(Layout annotation records)

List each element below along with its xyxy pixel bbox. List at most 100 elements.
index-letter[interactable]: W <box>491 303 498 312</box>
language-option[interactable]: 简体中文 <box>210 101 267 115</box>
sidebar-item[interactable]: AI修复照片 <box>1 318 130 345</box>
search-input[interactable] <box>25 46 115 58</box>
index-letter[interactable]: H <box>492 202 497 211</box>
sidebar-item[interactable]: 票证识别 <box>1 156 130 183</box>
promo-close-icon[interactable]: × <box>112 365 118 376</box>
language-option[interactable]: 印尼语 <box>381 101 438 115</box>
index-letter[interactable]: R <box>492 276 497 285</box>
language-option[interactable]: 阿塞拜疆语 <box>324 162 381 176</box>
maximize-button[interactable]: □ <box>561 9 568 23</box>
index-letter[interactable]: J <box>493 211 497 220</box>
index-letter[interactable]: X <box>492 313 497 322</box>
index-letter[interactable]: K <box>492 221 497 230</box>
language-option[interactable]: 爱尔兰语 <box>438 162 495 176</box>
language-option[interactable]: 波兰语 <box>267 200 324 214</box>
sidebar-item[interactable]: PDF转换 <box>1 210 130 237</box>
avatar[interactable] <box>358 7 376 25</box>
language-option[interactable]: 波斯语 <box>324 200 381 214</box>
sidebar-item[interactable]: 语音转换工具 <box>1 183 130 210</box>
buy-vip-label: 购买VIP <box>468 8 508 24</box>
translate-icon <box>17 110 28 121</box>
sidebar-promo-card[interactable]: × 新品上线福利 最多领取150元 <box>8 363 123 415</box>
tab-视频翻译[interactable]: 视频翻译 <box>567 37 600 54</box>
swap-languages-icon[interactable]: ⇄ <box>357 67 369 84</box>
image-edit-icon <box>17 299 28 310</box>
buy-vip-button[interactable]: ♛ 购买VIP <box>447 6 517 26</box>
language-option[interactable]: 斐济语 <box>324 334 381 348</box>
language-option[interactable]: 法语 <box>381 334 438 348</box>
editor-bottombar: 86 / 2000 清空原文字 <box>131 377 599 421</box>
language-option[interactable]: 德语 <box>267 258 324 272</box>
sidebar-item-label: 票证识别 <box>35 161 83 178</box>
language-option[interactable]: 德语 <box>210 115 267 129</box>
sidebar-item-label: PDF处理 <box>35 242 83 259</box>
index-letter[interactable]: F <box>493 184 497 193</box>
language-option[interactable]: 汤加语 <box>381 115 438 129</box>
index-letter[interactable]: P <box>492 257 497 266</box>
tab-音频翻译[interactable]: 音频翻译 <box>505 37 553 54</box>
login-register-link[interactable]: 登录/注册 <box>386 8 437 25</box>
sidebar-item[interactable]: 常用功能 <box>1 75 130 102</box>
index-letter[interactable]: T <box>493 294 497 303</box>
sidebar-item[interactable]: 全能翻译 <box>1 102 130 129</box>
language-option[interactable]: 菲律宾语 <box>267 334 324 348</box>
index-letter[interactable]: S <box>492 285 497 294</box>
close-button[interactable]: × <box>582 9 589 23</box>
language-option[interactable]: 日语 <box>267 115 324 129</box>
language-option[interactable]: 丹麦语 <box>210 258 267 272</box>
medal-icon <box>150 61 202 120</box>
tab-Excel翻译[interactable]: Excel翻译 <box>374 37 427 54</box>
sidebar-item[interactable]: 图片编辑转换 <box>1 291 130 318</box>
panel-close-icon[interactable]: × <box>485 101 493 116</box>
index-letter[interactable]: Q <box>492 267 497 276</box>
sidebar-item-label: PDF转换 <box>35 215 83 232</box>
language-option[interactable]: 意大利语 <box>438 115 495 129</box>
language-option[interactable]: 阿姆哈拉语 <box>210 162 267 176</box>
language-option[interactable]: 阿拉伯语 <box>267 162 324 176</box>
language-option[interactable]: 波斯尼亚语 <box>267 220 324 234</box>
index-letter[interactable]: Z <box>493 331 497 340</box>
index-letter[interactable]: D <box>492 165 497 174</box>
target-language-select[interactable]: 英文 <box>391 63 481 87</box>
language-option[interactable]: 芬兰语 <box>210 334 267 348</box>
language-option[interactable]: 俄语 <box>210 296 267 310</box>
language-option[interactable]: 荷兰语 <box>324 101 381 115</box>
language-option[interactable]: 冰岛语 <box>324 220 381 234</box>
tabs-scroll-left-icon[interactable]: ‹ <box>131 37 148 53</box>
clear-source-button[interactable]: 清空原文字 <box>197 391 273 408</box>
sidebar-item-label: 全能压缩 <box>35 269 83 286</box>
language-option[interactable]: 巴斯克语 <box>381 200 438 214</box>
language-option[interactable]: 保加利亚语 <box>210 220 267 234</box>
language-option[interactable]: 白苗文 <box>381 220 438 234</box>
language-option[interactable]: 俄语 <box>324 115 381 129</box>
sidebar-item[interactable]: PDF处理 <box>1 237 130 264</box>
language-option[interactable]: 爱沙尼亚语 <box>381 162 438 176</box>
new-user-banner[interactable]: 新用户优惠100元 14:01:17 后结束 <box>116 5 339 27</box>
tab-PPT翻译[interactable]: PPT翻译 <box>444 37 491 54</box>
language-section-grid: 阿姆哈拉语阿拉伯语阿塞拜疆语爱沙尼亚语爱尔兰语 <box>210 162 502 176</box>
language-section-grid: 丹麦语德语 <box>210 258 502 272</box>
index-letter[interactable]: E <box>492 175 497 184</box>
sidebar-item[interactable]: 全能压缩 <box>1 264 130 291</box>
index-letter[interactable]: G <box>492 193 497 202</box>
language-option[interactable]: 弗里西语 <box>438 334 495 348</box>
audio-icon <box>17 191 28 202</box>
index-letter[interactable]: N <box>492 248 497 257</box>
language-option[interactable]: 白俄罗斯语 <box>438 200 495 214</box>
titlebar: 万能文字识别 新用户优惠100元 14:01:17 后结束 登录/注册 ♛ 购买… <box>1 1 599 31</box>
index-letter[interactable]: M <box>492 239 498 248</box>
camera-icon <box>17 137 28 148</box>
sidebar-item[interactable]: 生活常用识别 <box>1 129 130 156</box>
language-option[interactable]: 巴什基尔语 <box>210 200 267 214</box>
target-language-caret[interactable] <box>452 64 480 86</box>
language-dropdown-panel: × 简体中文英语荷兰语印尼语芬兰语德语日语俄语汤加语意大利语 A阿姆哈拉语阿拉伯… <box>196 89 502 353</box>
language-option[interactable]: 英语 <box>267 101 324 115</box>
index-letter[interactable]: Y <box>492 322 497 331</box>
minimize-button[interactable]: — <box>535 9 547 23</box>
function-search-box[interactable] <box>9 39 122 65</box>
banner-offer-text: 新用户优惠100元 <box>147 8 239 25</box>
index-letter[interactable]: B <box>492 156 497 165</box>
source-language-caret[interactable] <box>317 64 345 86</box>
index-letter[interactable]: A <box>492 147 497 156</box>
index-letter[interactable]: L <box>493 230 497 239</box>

### EXERCISE BRIEF
Extract every line of the material above and copy each one character for character.

### EXERCISE RESPONSE
List each element below along with its xyxy pixel bbox. List at most 100 elements.
index-letter[interactable]: W <box>491 303 498 312</box>
language-option[interactable]: 简体中文 <box>210 101 267 115</box>
sidebar-item[interactable]: AI修复照片 <box>1 318 130 345</box>
search-input[interactable] <box>25 46 115 58</box>
index-letter[interactable]: H <box>492 202 497 211</box>
sidebar-item[interactable]: 票证识别 <box>1 156 130 183</box>
promo-close-icon[interactable]: × <box>112 365 118 376</box>
language-option[interactable]: 印尼语 <box>381 101 438 115</box>
index-letter[interactable]: R <box>492 276 497 285</box>
language-option[interactable]: 阿塞拜疆语 <box>324 162 381 176</box>
maximize-button[interactable]: □ <box>561 9 568 23</box>
index-letter[interactable]: J <box>493 211 497 220</box>
index-letter[interactable]: X <box>492 313 497 322</box>
index-letter[interactable]: K <box>492 221 497 230</box>
language-option[interactable]: 爱尔兰语 <box>438 162 495 176</box>
language-option[interactable]: 波兰语 <box>267 200 324 214</box>
sidebar-item[interactable]: PDF转换 <box>1 210 130 237</box>
avatar[interactable] <box>358 7 376 25</box>
language-option[interactable]: 波斯语 <box>324 200 381 214</box>
sidebar-item[interactable]: 语音转换工具 <box>1 183 130 210</box>
buy-vip-label: 购买VIP <box>468 8 508 24</box>
translate-icon <box>17 110 28 121</box>
sidebar-promo-card[interactable]: × 新品上线福利 最多领取150元 <box>8 363 123 415</box>
tab-视频翻译[interactable]: 视频翻译 <box>567 37 600 54</box>
swap-languages-icon[interactable]: ⇄ <box>357 67 369 84</box>
image-edit-icon <box>17 299 28 310</box>
buy-vip-button[interactable]: ♛ 购买VIP <box>447 6 517 26</box>
language-option[interactable]: 斐济语 <box>324 334 381 348</box>
language-option[interactable]: 法语 <box>381 334 438 348</box>
editor-bottombar: 86 / 2000 清空原文字 <box>131 377 599 421</box>
language-option[interactable]: 德语 <box>267 258 324 272</box>
sidebar-item-label: 票证识别 <box>35 161 83 178</box>
language-option[interactable]: 德语 <box>210 115 267 129</box>
sidebar-item-label: PDF处理 <box>35 242 83 259</box>
index-letter[interactable]: F <box>493 184 497 193</box>
language-option[interactable]: 汤加语 <box>381 115 438 129</box>
index-letter[interactable]: P <box>492 257 497 266</box>
tab-音频翻译[interactable]: 音频翻译 <box>505 37 553 54</box>
login-register-link[interactable]: 登录/注册 <box>386 8 437 25</box>
sidebar-item[interactable]: 常用功能 <box>1 75 130 102</box>
index-letter[interactable]: T <box>493 294 497 303</box>
sidebar-item[interactable]: 全能翻译 <box>1 102 130 129</box>
language-option[interactable]: 菲律宾语 <box>267 334 324 348</box>
index-letter[interactable]: S <box>492 285 497 294</box>
close-button[interactable]: × <box>582 9 589 23</box>
language-option[interactable]: 日语 <box>267 115 324 129</box>
language-option[interactable]: 丹麦语 <box>210 258 267 272</box>
medal-icon <box>150 61 202 120</box>
tab-Excel翻译[interactable]: Excel翻译 <box>374 37 427 54</box>
sidebar-item[interactable]: 图片编辑转换 <box>1 291 130 318</box>
panel-close-icon[interactable]: × <box>485 101 493 116</box>
index-letter[interactable]: Q <box>492 267 497 276</box>
sidebar-item-label: PDF转换 <box>35 215 83 232</box>
language-option[interactable]: 意大利语 <box>438 115 495 129</box>
language-option[interactable]: 阿姆哈拉语 <box>210 162 267 176</box>
language-option[interactable]: 阿拉伯语 <box>267 162 324 176</box>
language-option[interactable]: 波斯尼亚语 <box>267 220 324 234</box>
index-letter[interactable]: Z <box>493 331 497 340</box>
index-letter[interactable]: D <box>492 165 497 174</box>
target-language-select[interactable]: 英文 <box>391 63 481 87</box>
language-option[interactable]: 芬兰语 <box>210 334 267 348</box>
language-option[interactable]: 俄语 <box>210 296 267 310</box>
language-option[interactable]: 荷兰语 <box>324 101 381 115</box>
language-option[interactable]: 冰岛语 <box>324 220 381 234</box>
tabs-scroll-left-icon[interactable]: ‹ <box>131 37 148 53</box>
clear-source-button[interactable]: 清空原文字 <box>197 391 273 408</box>
sidebar-item-label: 全能压缩 <box>35 269 83 286</box>
language-option[interactable]: 巴斯克语 <box>381 200 438 214</box>
language-option[interactable]: 保加利亚语 <box>210 220 267 234</box>
language-option[interactable]: 白苗文 <box>381 220 438 234</box>
language-option[interactable]: 俄语 <box>324 115 381 129</box>
sidebar-item[interactable]: PDF处理 <box>1 237 130 264</box>
language-option[interactable]: 爱沙尼亚语 <box>381 162 438 176</box>
new-user-banner[interactable]: 新用户优惠100元 14:01:17 后结束 <box>116 5 339 27</box>
tab-PPT翻译[interactable]: PPT翻译 <box>444 37 491 54</box>
language-section-grid: 阿姆哈拉语阿拉伯语阿塞拜疆语爱沙尼亚语爱尔兰语 <box>210 162 502 176</box>
language-section-grid: 丹麦语德语 <box>210 258 502 272</box>
index-letter[interactable]: E <box>492 175 497 184</box>
sidebar-item[interactable]: 全能压缩 <box>1 264 130 291</box>
index-letter[interactable]: G <box>492 193 497 202</box>
language-option[interactable]: 弗里西语 <box>438 334 495 348</box>
audio-icon <box>17 191 28 202</box>
index-letter[interactable]: N <box>492 248 497 257</box>
language-option[interactable]: 白俄罗斯语 <box>438 200 495 214</box>
titlebar: 万能文字识别 新用户优惠100元 14:01:17 后结束 登录/注册 ♛ 购买… <box>1 1 599 31</box>
index-letter[interactable]: M <box>492 239 498 248</box>
camera-icon <box>17 137 28 148</box>
sidebar-item[interactable]: 生活常用识别 <box>1 129 130 156</box>
language-option[interactable]: 巴什基尔语 <box>210 200 267 214</box>
target-language-caret[interactable] <box>452 64 480 86</box>
language-dropdown-panel: × 简体中文英语荷兰语印尼语芬兰语德语日语俄语汤加语意大利语 A阿姆哈拉语阿拉伯… <box>196 89 502 353</box>
language-option[interactable]: 英语 <box>267 101 324 115</box>
index-letter[interactable]: Y <box>492 322 497 331</box>
minimize-button[interactable]: — <box>535 9 547 23</box>
function-search-box[interactable] <box>9 39 122 65</box>
banner-offer-text: 新用户优惠100元 <box>147 8 239 25</box>
index-letter[interactable]: B <box>492 156 497 165</box>
source-language-caret[interactable] <box>317 64 345 86</box>
index-letter[interactable]: A <box>492 147 497 156</box>
index-letter[interactable]: L <box>493 230 497 239</box>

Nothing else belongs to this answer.